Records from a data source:
"""

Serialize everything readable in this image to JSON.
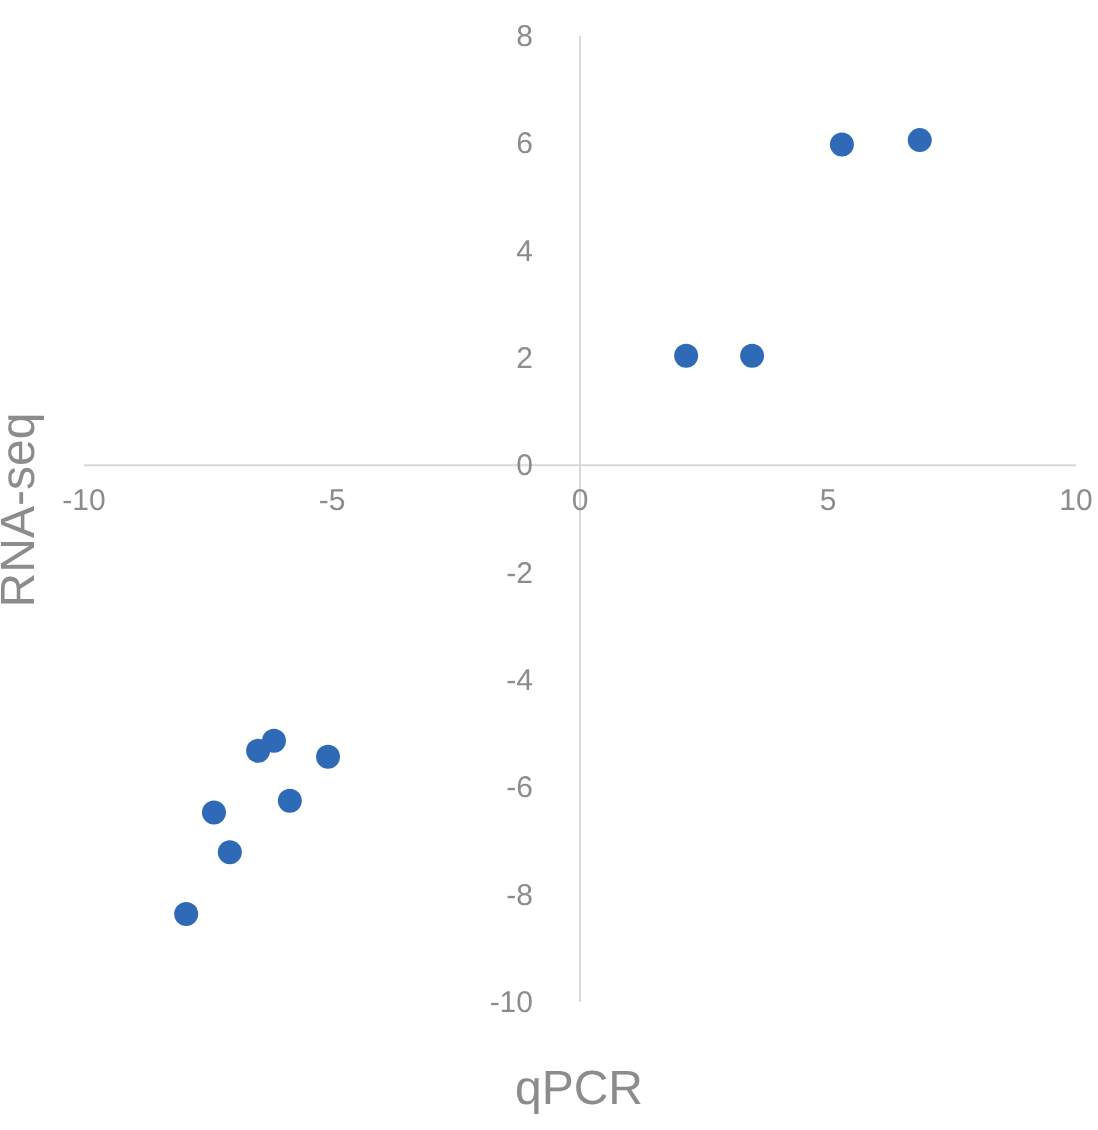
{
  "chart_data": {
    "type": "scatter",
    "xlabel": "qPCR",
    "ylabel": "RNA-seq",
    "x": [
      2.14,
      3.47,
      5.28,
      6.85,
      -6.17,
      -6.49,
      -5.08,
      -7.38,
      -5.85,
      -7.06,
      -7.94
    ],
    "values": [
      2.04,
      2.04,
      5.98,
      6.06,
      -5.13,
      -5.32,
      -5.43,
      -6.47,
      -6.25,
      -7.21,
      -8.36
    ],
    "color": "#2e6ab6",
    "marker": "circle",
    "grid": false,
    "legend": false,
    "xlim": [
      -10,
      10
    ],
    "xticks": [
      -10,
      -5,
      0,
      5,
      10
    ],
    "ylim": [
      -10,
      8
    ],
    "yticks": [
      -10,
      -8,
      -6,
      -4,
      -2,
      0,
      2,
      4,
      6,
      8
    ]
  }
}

"""
"""

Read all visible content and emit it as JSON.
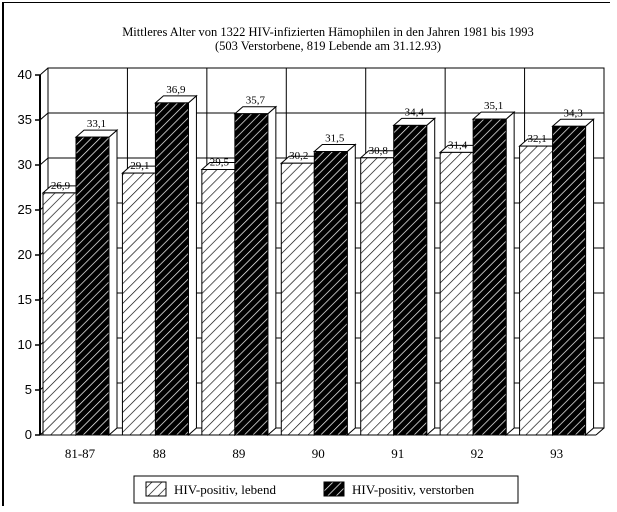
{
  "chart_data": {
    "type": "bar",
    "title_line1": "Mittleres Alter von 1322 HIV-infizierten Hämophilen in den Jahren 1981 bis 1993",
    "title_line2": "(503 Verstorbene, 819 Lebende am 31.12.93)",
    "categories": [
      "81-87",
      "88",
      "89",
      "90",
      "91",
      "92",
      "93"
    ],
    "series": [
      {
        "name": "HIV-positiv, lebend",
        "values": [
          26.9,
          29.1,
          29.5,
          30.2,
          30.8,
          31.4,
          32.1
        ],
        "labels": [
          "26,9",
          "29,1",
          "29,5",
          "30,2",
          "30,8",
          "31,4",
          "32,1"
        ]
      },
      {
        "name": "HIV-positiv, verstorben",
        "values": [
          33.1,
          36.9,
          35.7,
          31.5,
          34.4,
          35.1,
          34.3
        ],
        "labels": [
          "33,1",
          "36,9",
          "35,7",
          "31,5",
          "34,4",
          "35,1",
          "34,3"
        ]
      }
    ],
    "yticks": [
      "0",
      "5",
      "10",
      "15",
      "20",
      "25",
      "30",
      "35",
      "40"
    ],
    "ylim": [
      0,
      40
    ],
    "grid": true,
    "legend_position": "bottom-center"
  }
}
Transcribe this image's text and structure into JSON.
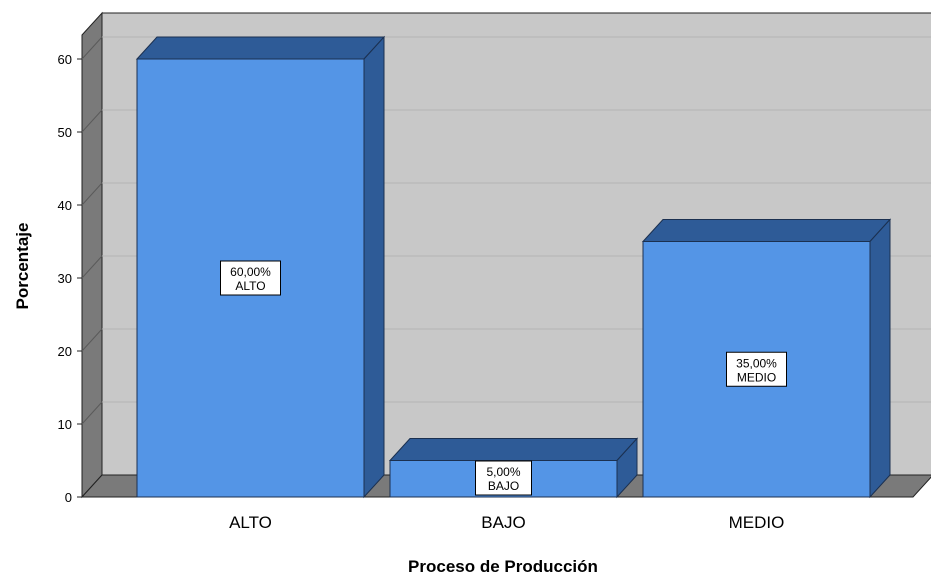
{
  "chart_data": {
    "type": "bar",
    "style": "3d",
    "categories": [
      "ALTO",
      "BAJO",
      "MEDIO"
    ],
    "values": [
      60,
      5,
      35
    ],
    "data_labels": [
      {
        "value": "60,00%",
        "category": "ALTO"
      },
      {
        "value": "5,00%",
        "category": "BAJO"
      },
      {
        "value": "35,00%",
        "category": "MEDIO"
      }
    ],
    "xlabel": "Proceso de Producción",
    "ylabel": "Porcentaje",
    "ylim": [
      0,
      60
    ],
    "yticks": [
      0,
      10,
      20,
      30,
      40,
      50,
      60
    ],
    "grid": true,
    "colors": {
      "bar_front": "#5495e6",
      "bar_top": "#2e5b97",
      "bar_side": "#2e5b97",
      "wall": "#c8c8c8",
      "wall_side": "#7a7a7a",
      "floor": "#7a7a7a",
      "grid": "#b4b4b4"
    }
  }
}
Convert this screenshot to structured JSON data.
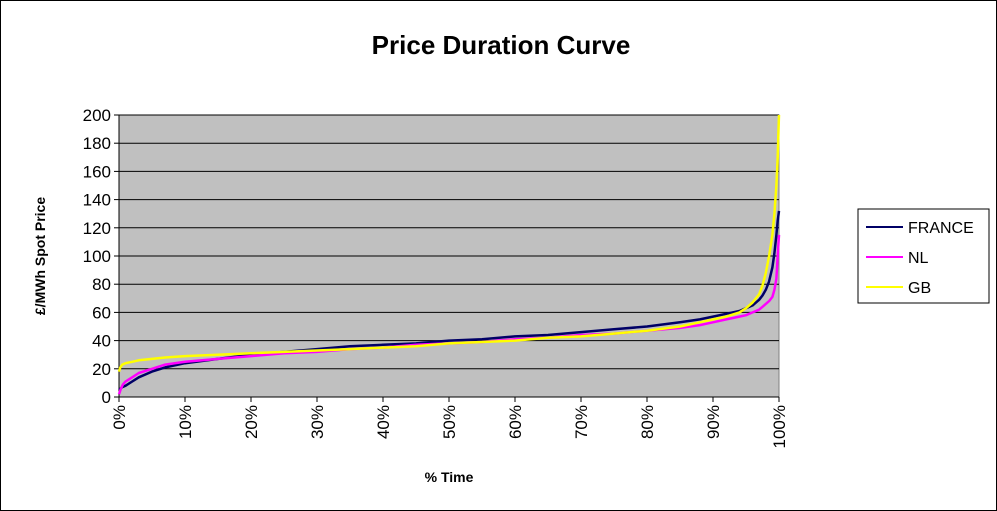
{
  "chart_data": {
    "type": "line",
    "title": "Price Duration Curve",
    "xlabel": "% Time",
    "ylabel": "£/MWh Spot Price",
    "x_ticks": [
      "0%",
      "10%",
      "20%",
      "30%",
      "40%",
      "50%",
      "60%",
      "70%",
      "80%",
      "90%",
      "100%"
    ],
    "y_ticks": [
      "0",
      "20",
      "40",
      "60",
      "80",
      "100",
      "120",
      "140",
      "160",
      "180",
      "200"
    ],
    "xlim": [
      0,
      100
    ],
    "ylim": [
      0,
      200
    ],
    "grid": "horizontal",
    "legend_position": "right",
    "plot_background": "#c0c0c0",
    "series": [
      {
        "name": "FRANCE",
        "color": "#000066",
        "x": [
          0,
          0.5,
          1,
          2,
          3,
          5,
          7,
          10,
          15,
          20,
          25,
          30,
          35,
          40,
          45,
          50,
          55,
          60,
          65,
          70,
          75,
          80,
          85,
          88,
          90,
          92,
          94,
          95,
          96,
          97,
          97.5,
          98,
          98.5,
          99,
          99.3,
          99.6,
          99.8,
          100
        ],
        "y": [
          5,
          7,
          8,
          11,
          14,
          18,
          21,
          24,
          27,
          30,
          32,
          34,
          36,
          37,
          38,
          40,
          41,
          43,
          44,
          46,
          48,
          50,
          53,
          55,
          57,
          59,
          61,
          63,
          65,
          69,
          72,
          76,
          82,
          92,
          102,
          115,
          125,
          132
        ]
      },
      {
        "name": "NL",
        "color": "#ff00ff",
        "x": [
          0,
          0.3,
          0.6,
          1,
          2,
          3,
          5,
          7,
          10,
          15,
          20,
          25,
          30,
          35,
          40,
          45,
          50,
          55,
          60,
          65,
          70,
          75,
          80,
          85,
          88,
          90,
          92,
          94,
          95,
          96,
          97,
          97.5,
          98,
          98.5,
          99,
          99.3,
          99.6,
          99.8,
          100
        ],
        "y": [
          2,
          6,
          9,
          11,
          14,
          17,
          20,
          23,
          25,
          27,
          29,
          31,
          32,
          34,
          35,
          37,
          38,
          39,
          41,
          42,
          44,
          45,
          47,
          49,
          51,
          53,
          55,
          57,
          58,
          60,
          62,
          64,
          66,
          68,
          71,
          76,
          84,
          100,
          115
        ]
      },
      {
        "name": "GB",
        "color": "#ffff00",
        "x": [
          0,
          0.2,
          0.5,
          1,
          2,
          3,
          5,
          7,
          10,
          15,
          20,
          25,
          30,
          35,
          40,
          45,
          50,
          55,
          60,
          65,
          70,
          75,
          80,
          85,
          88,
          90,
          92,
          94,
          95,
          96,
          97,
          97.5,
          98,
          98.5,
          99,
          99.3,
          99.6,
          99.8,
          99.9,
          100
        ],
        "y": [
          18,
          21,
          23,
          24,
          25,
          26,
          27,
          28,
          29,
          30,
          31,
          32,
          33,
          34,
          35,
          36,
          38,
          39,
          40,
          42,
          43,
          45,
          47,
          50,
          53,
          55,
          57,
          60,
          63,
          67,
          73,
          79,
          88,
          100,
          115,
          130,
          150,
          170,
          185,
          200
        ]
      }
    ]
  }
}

"""

= Exercise prompt =
Which lines contain the word "name"? Return each of them.

= Result =
        "name": "HIV-positiv, lebend",
        "name": "HIV-positiv, verstorben",
        "name": "FRANCE",
        "name": "NL",
        "name": "GB",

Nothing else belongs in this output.